_EXERCISE TASK_
Scan the lines below; pull out those with "this".
── ROWS
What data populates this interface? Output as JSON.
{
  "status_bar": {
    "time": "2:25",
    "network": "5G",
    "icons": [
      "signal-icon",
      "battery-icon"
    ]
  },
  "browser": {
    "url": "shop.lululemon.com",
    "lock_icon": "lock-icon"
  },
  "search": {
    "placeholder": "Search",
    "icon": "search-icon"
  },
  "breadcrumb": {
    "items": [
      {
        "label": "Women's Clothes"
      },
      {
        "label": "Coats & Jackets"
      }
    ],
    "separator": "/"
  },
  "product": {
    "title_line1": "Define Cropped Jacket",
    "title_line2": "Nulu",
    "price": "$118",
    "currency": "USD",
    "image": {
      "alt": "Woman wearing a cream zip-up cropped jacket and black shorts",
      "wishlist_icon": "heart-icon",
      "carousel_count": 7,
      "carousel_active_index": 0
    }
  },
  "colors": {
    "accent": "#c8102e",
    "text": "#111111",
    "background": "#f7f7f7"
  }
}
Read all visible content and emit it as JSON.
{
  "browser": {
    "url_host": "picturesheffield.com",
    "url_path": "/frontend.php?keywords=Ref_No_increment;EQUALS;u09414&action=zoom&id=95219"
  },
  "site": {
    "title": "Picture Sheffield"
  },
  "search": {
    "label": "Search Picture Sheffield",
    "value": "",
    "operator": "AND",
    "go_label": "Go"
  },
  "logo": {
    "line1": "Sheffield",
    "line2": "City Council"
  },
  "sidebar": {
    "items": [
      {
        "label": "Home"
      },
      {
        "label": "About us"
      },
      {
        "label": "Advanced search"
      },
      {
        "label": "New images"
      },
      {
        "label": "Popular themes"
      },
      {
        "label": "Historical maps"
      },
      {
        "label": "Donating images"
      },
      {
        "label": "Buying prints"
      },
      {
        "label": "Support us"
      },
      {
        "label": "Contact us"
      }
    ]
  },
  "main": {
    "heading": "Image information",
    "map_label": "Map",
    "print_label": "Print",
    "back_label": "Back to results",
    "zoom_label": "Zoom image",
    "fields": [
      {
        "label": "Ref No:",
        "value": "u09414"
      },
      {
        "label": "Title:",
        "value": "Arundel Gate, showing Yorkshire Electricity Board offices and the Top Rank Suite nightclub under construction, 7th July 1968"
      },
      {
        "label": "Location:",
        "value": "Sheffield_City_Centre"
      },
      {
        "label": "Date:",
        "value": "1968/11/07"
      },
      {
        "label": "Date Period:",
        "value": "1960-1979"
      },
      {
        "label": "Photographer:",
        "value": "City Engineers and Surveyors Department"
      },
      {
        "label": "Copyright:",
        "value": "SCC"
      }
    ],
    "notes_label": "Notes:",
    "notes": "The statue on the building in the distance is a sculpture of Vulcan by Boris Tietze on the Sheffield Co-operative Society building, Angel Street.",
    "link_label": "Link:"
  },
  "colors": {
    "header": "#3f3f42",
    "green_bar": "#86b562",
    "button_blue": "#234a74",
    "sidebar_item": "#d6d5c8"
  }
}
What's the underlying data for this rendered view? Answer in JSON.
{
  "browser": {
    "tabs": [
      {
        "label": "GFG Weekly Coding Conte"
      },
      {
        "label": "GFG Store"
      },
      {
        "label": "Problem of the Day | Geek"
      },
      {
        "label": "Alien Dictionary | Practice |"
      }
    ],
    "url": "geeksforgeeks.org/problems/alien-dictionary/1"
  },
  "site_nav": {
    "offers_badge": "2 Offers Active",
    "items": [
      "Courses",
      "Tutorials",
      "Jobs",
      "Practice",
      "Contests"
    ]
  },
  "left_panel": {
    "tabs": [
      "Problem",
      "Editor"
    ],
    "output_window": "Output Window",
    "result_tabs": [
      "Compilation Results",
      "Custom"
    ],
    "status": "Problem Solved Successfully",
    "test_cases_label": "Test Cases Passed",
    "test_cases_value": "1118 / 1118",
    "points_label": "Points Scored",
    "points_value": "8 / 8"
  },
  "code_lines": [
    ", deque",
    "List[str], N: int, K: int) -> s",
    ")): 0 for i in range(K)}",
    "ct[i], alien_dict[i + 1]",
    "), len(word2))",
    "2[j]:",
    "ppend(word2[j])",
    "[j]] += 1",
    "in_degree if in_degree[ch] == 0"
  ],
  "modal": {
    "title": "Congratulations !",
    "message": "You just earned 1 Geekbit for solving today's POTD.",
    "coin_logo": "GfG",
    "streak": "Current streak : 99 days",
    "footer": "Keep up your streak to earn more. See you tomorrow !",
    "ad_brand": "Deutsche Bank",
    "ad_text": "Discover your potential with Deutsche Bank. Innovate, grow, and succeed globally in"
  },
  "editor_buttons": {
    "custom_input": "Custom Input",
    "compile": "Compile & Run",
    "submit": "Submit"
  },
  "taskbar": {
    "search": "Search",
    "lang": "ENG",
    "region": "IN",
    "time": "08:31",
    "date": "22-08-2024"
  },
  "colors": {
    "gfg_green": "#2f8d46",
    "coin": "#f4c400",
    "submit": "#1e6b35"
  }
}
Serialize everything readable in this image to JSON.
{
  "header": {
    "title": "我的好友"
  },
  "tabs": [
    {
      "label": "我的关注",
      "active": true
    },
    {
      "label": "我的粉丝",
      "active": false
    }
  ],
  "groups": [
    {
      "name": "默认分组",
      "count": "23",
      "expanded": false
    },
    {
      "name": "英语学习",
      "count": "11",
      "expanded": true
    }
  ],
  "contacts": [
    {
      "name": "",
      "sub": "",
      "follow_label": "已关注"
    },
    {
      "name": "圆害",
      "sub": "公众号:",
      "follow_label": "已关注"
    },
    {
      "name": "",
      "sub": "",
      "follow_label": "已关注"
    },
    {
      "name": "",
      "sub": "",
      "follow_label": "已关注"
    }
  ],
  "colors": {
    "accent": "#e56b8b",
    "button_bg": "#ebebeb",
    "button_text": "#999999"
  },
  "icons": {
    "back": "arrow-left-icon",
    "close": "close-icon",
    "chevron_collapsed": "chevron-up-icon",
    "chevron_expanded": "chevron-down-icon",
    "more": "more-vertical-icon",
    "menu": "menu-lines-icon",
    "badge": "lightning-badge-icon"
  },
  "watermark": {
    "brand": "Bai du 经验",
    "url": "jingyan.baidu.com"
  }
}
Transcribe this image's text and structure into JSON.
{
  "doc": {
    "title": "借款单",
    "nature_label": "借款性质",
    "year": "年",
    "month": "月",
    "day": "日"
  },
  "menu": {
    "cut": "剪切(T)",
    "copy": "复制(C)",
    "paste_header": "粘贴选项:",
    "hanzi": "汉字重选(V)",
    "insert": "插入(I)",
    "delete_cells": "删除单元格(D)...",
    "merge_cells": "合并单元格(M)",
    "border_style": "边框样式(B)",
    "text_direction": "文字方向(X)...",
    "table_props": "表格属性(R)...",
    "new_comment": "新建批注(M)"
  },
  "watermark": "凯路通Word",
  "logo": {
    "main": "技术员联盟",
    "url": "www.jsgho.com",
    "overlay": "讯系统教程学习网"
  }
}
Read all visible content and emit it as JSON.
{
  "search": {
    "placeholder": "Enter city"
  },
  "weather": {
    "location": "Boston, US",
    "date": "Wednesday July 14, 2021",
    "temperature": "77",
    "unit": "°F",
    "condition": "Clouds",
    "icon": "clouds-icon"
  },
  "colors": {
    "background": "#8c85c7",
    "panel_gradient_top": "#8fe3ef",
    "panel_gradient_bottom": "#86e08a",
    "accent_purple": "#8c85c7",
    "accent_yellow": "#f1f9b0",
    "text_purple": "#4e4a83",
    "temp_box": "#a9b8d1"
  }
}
────
_EXPECTED ANSWER_
What data populates this interface? Output as JSON.
What's the underlying data for this rendered view? Answer in JSON.
Serialize everything readable in this image to JSON.
Transcribe this image's text and structure into JSON.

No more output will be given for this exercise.